[Rows from a layout dataset]
::::::::::
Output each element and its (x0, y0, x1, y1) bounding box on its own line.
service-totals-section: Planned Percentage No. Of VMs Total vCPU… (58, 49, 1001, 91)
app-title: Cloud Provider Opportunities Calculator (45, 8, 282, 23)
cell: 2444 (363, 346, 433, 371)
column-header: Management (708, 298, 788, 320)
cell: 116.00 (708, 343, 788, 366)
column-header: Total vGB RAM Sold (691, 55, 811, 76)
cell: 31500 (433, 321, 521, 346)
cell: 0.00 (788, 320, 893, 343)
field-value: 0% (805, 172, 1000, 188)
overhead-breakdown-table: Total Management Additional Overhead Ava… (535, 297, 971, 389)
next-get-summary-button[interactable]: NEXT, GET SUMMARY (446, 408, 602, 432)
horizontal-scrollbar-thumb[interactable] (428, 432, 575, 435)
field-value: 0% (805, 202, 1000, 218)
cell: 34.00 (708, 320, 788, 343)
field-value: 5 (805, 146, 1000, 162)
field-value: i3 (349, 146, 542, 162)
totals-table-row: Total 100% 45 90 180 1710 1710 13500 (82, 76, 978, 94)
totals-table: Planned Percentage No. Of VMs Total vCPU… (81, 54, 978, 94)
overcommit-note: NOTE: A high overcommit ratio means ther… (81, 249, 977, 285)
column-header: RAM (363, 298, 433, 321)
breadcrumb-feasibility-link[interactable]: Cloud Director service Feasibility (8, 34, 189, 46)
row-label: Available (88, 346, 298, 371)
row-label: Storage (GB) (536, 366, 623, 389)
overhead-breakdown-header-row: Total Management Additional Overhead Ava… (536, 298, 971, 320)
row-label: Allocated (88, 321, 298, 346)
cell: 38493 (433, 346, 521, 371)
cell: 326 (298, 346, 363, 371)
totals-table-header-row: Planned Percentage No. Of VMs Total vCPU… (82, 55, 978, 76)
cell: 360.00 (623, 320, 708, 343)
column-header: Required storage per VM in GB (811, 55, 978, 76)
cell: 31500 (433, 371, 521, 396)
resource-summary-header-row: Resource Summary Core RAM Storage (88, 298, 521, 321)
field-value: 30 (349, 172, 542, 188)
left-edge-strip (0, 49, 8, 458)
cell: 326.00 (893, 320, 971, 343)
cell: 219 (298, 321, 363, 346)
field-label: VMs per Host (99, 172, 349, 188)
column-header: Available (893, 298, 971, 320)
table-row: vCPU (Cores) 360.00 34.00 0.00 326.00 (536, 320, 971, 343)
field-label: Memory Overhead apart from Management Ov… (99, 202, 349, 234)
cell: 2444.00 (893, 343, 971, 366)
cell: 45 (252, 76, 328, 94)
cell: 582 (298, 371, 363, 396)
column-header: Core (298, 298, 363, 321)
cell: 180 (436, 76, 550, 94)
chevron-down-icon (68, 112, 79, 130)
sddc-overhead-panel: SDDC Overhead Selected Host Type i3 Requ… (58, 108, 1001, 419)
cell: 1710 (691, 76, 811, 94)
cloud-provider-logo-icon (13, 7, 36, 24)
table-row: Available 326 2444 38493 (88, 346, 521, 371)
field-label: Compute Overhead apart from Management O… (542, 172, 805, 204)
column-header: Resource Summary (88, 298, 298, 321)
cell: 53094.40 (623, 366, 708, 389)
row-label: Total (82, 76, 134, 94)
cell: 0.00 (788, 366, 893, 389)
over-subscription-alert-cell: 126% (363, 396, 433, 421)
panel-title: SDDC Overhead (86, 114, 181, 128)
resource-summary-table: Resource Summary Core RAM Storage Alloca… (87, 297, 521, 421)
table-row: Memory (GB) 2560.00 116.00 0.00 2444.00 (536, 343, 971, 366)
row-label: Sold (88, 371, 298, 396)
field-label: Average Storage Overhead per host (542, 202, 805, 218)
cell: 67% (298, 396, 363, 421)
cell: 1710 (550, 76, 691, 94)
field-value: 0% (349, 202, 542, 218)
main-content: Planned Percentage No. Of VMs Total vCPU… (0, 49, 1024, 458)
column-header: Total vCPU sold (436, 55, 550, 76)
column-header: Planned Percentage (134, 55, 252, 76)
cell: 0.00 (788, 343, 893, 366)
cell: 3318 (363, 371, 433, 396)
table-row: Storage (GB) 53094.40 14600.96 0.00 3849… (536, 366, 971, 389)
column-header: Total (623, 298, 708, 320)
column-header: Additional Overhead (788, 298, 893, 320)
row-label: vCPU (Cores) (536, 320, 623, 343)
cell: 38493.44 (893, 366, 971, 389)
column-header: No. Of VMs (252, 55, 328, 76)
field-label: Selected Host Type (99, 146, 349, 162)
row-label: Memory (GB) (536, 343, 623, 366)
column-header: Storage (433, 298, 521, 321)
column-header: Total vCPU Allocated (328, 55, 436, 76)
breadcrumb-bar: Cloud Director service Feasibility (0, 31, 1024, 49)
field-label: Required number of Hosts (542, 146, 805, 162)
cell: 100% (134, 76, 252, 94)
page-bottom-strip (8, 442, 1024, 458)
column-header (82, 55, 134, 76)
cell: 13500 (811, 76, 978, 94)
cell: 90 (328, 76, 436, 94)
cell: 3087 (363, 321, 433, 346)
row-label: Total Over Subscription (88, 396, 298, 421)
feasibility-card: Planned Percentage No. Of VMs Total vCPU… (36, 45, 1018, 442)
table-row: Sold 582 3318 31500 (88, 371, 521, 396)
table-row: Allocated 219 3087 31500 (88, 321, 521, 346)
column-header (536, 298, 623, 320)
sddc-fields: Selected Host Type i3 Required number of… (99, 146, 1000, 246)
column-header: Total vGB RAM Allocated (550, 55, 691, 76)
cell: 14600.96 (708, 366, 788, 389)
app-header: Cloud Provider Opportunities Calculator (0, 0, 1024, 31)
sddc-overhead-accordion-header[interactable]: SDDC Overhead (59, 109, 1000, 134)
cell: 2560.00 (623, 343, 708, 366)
::::::::::
Task
Reproduce every line of the records above without any changes.

Solution to this exercise
Output each element and its (x0, y0, x1, y1) bounding box on its own line.
service-totals-section: Planned Percentage No. Of VMs Total vCPU… (58, 49, 1001, 91)
app-title: Cloud Provider Opportunities Calculator (45, 8, 282, 23)
cell: 2444 (363, 346, 433, 371)
column-header: Management (708, 298, 788, 320)
cell: 116.00 (708, 343, 788, 366)
column-header: Total vGB RAM Sold (691, 55, 811, 76)
cell: 31500 (433, 321, 521, 346)
cell: 0.00 (788, 320, 893, 343)
field-value: 0% (805, 172, 1000, 188)
overhead-breakdown-table: Total Management Additional Overhead Ava… (535, 297, 971, 389)
next-get-summary-button[interactable]: NEXT, GET SUMMARY (446, 408, 602, 432)
horizontal-scrollbar-thumb[interactable] (428, 432, 575, 435)
field-value: 0% (805, 202, 1000, 218)
cell: 34.00 (708, 320, 788, 343)
field-value: 5 (805, 146, 1000, 162)
field-value: i3 (349, 146, 542, 162)
totals-table-row: Total 100% 45 90 180 1710 1710 13500 (82, 76, 978, 94)
totals-table: Planned Percentage No. Of VMs Total vCPU… (81, 54, 978, 94)
overcommit-note: NOTE: A high overcommit ratio means ther… (81, 249, 977, 285)
column-header: RAM (363, 298, 433, 321)
breadcrumb-feasibility-link[interactable]: Cloud Director service Feasibility (8, 34, 189, 46)
row-label: Available (88, 346, 298, 371)
row-label: Storage (GB) (536, 366, 623, 389)
overhead-breakdown-header-row: Total Management Additional Overhead Ava… (536, 298, 971, 320)
row-label: Allocated (88, 321, 298, 346)
cell: 38493 (433, 346, 521, 371)
cell: 326 (298, 346, 363, 371)
totals-table-header-row: Planned Percentage No. Of VMs Total vCPU… (82, 55, 978, 76)
cell: 360.00 (623, 320, 708, 343)
column-header: Required storage per VM in GB (811, 55, 978, 76)
cell: 31500 (433, 371, 521, 396)
resource-summary-header-row: Resource Summary Core RAM Storage (88, 298, 521, 321)
field-value: 30 (349, 172, 542, 188)
left-edge-strip (0, 49, 8, 458)
cell: 326.00 (893, 320, 971, 343)
cell: 219 (298, 321, 363, 346)
field-label: VMs per Host (99, 172, 349, 188)
column-header: Available (893, 298, 971, 320)
table-row: vCPU (Cores) 360.00 34.00 0.00 326.00 (536, 320, 971, 343)
field-label: Memory Overhead apart from Management Ov… (99, 202, 349, 234)
cell: 2444.00 (893, 343, 971, 366)
cell: 45 (252, 76, 328, 94)
cell: 582 (298, 371, 363, 396)
column-header: Core (298, 298, 363, 321)
cell: 180 (436, 76, 550, 94)
chevron-down-icon (68, 112, 79, 130)
sddc-overhead-panel: SDDC Overhead Selected Host Type i3 Requ… (58, 108, 1001, 419)
cell: 1710 (691, 76, 811, 94)
cloud-provider-logo-icon (13, 7, 36, 24)
table-row: Available 326 2444 38493 (88, 346, 521, 371)
field-label: Compute Overhead apart from Management O… (542, 172, 805, 204)
column-header: Resource Summary (88, 298, 298, 321)
cell: 53094.40 (623, 366, 708, 389)
row-label: Total (82, 76, 134, 94)
cell: 0.00 (788, 366, 893, 389)
over-subscription-alert-cell: 126% (363, 396, 433, 421)
panel-title: SDDC Overhead (86, 114, 181, 128)
resource-summary-table: Resource Summary Core RAM Storage Alloca… (87, 297, 521, 421)
table-row: Memory (GB) 2560.00 116.00 0.00 2444.00 (536, 343, 971, 366)
row-label: Sold (88, 371, 298, 396)
field-label: Average Storage Overhead per host (542, 202, 805, 218)
cell: 67% (298, 396, 363, 421)
cell: 1710 (550, 76, 691, 94)
field-value: 0% (349, 202, 542, 218)
main-content: Planned Percentage No. Of VMs Total vCPU… (0, 49, 1024, 458)
column-header: Total vCPU sold (436, 55, 550, 76)
column-header: Planned Percentage (134, 55, 252, 76)
cell: 0.00 (788, 343, 893, 366)
cell: 3318 (363, 371, 433, 396)
table-row: Storage (GB) 53094.40 14600.96 0.00 3849… (536, 366, 971, 389)
column-header: Total (623, 298, 708, 320)
column-header: Additional Overhead (788, 298, 893, 320)
row-label: vCPU (Cores) (536, 320, 623, 343)
cell: 38493.44 (893, 366, 971, 389)
column-header: No. Of VMs (252, 55, 328, 76)
field-label: Selected Host Type (99, 146, 349, 162)
row-label: Memory (GB) (536, 343, 623, 366)
column-header: Storage (433, 298, 521, 321)
column-header: Total vCPU Allocated (328, 55, 436, 76)
breadcrumb-bar: Cloud Director service Feasibility (0, 31, 1024, 49)
field-label: Required number of Hosts (542, 146, 805, 162)
cell: 100% (134, 76, 252, 94)
page-bottom-strip (8, 442, 1024, 458)
column-header (82, 55, 134, 76)
cell: 13500 (811, 76, 978, 94)
cell: 90 (328, 76, 436, 94)
cell: 3087 (363, 321, 433, 346)
row-label: Total Over Subscription (88, 396, 298, 421)
feasibility-card: Planned Percentage No. Of VMs Total vCPU… (36, 45, 1018, 442)
table-row: Sold 582 3318 31500 (88, 371, 521, 396)
table-row: Allocated 219 3087 31500 (88, 321, 521, 346)
column-header (536, 298, 623, 320)
sddc-fields: Selected Host Type i3 Required number of… (99, 146, 1000, 246)
column-header: Total vGB RAM Allocated (550, 55, 691, 76)
cell: 14600.96 (708, 366, 788, 389)
app-header: Cloud Provider Opportunities Calculator (0, 0, 1024, 31)
sddc-overhead-accordion-header[interactable]: SDDC Overhead (59, 109, 1000, 134)
cell: 2560.00 (623, 343, 708, 366)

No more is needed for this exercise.